**Given problem**
Assemble all lines in which the string "JSON" appears.

____________________

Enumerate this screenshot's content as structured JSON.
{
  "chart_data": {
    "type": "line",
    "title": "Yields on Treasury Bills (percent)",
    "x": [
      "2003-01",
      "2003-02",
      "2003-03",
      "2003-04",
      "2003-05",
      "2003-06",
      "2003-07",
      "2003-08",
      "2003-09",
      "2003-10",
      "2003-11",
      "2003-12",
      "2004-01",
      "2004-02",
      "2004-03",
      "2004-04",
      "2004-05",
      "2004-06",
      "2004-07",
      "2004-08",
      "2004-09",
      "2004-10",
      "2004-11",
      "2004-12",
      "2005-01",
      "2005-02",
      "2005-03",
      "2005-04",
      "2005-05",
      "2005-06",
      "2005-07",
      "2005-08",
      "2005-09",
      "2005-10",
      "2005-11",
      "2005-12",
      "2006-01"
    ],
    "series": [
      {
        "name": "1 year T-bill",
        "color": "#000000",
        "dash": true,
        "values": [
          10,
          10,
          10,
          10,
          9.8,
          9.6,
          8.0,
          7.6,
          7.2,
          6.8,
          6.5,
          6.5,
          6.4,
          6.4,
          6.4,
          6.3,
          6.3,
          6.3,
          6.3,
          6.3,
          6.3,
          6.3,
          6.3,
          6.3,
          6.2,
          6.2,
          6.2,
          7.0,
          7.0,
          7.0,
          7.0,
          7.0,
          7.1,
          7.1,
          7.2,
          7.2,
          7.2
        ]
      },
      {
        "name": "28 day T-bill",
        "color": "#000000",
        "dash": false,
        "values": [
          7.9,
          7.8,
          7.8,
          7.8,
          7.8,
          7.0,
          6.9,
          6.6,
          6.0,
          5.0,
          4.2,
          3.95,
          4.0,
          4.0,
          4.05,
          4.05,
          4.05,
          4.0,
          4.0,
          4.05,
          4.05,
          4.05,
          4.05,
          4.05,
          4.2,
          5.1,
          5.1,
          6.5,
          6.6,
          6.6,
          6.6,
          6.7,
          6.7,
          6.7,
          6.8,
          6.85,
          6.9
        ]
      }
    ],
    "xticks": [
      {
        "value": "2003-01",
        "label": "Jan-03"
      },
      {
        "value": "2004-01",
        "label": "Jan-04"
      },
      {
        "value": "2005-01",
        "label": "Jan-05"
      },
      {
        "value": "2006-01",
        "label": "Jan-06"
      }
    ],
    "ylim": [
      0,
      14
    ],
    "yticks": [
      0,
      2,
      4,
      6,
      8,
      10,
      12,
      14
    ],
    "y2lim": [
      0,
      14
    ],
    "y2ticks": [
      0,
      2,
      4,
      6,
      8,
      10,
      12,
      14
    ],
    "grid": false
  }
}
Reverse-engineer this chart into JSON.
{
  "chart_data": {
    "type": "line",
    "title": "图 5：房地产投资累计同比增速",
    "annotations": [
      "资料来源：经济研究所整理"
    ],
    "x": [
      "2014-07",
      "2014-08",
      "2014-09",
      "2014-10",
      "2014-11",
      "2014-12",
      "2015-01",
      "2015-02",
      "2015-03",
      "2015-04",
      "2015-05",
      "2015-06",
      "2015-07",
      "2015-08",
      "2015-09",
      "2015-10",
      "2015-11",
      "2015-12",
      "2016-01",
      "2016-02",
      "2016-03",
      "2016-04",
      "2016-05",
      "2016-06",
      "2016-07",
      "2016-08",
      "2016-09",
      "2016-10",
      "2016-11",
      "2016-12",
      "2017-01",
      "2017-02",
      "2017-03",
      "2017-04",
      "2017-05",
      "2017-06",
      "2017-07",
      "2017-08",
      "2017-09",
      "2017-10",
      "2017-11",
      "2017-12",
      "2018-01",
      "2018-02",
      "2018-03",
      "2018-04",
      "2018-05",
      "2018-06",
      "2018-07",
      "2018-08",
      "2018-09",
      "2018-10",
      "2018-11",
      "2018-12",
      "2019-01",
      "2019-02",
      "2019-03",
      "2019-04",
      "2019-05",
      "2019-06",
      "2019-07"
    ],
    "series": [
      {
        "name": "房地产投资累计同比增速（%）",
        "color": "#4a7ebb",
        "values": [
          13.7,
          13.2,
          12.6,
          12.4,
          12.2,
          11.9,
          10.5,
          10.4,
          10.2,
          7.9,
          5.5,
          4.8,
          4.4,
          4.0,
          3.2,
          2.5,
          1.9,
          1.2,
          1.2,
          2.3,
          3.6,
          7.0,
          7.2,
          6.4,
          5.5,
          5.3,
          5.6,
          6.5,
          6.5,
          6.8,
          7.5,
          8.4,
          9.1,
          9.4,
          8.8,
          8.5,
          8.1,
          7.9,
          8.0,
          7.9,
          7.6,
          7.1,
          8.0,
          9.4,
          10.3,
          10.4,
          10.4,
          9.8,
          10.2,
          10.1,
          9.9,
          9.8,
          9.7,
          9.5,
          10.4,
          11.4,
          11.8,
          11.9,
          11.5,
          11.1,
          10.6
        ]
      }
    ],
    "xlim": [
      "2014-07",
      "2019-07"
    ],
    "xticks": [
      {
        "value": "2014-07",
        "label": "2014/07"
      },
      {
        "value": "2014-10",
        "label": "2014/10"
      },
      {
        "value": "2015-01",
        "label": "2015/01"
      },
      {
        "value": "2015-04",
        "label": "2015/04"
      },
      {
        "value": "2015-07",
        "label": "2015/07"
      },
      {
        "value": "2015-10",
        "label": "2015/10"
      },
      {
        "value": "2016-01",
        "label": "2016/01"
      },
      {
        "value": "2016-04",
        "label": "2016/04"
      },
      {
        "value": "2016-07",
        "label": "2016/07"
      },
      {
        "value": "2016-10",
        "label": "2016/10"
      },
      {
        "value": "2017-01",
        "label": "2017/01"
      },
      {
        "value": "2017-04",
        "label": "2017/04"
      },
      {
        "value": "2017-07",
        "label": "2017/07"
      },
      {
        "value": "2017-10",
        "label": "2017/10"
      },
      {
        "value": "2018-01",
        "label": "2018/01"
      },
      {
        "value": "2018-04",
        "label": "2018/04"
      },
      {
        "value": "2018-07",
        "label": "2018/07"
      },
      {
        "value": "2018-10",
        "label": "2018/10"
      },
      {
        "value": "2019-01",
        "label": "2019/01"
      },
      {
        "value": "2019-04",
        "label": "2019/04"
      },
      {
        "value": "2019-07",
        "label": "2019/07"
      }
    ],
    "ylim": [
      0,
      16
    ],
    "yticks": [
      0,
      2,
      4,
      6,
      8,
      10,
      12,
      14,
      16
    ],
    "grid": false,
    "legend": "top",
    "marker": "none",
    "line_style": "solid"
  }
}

____________________

**Exercise output**
Enumerate this screenshot's content as structured JSON.
Reverse-engineer this chart into JSON.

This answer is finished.